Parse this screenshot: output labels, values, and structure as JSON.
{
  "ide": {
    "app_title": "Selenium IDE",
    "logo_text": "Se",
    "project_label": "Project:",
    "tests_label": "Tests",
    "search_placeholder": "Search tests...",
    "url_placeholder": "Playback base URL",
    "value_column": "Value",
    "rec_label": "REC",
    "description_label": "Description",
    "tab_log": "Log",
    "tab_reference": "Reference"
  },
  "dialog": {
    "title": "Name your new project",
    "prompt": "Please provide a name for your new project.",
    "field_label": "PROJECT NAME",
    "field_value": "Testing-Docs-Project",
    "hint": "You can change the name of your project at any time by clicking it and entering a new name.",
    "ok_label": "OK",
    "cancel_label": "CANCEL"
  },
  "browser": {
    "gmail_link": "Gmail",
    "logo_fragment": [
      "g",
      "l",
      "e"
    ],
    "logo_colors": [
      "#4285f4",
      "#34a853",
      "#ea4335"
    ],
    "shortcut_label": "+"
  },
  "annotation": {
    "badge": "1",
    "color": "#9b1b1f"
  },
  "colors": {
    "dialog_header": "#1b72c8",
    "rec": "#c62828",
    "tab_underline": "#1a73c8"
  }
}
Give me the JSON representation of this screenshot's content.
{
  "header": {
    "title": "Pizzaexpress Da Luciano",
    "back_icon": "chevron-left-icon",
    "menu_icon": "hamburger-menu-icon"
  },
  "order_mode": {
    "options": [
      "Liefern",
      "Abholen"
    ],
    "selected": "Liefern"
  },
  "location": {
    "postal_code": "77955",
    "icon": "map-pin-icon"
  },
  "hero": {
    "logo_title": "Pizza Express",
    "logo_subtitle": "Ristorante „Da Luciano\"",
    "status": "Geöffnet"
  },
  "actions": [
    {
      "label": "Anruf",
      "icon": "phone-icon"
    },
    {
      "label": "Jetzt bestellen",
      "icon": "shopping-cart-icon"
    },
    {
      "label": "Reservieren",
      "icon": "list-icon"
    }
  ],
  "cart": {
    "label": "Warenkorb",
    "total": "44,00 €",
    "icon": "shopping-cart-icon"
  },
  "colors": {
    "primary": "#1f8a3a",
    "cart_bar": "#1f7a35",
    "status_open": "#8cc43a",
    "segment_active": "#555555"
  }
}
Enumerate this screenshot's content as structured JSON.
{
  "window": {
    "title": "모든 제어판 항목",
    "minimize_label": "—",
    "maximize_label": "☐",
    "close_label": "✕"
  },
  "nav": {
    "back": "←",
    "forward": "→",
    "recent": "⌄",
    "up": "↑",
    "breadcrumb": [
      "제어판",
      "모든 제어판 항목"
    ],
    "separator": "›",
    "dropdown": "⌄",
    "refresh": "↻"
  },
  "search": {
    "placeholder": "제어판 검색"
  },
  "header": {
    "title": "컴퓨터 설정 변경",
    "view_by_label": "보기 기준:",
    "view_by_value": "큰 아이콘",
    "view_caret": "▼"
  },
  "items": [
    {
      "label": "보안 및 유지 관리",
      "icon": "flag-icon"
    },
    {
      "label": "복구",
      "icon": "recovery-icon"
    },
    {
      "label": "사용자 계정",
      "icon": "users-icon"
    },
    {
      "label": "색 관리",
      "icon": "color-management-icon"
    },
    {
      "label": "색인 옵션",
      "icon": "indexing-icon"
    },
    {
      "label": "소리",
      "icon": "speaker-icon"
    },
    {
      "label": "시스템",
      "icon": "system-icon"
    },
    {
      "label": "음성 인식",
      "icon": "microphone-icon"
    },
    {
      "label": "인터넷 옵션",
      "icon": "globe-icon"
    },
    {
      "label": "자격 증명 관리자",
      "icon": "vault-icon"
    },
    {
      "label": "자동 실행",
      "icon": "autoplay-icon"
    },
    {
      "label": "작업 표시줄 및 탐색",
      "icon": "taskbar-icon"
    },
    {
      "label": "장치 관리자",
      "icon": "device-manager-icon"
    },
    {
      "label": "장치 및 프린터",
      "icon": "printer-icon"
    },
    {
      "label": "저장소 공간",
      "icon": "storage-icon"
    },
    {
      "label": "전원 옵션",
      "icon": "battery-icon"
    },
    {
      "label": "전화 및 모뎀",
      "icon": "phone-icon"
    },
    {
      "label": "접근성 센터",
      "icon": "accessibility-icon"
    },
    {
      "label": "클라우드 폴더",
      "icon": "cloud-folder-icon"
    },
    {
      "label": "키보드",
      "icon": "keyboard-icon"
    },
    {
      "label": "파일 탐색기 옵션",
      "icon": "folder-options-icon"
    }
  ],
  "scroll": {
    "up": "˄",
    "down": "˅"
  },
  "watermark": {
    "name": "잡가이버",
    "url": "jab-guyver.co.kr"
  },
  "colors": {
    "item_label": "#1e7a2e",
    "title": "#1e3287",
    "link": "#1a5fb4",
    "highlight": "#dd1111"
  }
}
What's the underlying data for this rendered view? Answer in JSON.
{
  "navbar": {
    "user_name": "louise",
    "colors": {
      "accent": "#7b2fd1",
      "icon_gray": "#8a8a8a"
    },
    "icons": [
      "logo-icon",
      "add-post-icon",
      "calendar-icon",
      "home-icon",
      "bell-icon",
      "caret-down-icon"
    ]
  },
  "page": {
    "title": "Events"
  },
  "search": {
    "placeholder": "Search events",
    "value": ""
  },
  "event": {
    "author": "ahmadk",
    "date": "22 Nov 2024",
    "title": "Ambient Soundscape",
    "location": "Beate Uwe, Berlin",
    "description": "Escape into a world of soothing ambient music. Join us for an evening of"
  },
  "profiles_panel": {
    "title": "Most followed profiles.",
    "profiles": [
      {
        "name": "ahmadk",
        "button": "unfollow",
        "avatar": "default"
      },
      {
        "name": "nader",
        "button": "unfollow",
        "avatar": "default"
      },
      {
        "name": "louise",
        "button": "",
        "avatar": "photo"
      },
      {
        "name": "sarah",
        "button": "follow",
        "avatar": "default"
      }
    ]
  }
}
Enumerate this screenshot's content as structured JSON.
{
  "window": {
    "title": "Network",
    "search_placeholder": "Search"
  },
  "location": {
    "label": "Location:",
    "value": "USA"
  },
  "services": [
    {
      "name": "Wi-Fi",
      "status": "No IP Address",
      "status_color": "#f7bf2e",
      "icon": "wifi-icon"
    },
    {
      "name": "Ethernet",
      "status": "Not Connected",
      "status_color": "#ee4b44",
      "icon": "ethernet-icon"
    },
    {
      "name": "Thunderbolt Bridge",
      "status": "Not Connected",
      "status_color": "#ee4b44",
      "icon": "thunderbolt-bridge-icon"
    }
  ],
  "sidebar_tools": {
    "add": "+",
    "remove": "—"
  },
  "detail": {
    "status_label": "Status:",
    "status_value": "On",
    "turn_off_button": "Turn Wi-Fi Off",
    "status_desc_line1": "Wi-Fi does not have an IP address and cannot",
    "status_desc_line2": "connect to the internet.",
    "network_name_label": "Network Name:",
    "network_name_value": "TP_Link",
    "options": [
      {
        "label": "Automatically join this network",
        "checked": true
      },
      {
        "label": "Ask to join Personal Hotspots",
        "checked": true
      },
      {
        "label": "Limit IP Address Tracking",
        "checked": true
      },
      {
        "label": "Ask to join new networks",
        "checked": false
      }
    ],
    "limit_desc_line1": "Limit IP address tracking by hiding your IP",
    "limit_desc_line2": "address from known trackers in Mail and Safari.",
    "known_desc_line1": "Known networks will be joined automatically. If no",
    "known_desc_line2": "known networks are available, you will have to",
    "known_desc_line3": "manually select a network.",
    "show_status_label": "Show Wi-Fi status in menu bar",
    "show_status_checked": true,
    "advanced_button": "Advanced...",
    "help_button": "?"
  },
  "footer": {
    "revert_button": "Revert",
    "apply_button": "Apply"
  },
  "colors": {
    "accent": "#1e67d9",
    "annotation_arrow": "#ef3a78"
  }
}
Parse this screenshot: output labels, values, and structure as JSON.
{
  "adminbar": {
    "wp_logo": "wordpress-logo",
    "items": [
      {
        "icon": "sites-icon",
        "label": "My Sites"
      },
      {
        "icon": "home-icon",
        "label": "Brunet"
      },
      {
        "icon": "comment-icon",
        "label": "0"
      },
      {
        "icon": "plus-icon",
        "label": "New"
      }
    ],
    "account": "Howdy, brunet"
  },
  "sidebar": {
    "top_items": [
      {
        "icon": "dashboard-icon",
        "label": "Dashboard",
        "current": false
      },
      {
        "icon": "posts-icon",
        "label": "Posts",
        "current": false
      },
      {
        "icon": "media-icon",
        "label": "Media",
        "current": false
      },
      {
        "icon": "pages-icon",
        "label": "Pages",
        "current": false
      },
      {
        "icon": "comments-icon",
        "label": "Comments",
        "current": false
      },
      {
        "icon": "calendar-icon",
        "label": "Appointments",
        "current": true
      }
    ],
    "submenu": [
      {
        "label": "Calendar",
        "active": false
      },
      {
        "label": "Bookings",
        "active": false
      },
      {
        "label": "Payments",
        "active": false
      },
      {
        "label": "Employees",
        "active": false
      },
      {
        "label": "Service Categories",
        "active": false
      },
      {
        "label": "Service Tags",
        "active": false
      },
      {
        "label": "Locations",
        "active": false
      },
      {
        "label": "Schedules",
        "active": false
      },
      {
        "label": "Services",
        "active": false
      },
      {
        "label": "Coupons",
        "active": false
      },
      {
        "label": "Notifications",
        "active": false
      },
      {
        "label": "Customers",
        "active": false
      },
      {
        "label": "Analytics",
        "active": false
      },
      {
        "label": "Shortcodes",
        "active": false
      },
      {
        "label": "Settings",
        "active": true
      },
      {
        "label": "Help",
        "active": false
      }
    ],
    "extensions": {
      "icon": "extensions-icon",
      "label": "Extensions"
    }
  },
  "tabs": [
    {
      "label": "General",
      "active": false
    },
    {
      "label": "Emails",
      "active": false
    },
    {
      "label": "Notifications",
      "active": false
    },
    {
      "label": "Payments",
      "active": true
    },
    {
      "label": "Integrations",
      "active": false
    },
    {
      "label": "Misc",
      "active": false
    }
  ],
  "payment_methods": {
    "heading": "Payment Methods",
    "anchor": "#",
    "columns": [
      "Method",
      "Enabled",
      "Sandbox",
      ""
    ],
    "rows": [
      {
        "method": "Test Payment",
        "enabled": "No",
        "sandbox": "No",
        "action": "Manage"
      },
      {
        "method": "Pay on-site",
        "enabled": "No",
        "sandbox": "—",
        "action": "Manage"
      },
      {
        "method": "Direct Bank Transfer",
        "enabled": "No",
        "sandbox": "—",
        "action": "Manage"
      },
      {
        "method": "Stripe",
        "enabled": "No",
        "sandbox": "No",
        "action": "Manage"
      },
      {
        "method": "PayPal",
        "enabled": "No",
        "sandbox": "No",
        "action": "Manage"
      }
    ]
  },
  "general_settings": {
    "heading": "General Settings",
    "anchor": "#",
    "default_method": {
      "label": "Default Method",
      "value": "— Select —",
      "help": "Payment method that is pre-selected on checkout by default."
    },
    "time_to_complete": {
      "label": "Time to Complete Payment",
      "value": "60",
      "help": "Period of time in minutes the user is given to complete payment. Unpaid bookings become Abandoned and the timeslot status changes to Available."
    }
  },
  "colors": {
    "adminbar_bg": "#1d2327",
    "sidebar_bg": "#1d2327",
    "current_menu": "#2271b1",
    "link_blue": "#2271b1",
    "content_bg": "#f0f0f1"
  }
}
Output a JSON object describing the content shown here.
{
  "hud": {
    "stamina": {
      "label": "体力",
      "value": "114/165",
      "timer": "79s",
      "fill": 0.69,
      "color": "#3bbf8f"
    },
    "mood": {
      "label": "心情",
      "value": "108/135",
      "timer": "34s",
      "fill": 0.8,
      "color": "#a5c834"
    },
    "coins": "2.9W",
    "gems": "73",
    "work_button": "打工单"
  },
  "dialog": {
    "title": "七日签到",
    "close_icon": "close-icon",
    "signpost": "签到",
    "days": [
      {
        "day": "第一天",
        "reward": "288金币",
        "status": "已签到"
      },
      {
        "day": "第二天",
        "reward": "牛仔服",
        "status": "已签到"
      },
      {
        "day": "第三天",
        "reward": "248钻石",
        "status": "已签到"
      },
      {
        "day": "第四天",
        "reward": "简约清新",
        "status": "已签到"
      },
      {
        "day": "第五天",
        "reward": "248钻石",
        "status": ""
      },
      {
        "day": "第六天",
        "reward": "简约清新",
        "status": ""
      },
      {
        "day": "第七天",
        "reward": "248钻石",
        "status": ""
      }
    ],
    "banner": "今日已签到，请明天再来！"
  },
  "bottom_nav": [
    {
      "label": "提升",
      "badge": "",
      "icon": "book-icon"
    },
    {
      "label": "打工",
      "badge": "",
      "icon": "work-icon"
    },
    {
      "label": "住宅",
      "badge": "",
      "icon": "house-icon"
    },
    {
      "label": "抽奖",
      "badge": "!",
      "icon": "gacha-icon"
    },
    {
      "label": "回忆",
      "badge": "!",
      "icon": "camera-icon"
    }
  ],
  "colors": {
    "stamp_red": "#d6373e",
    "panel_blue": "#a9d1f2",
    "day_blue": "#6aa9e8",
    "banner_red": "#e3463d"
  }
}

__WRITTEN EXERCISE__
Return each line of the data that contains the string "JSON".

__COMPLETE RESPONSE__
Parse this screenshot: output labels, values, and structure as JSON.
Give me the JSON representation of this screenshot's content.
Enumerate this screenshot's content as structured JSON.
What's the underlying data for this rendered view? Answer in JSON.
Enumerate this screenshot's content as structured JSON.
Parse this screenshot: output labels, values, and structure as JSON.
Output a JSON object describing the content shown here.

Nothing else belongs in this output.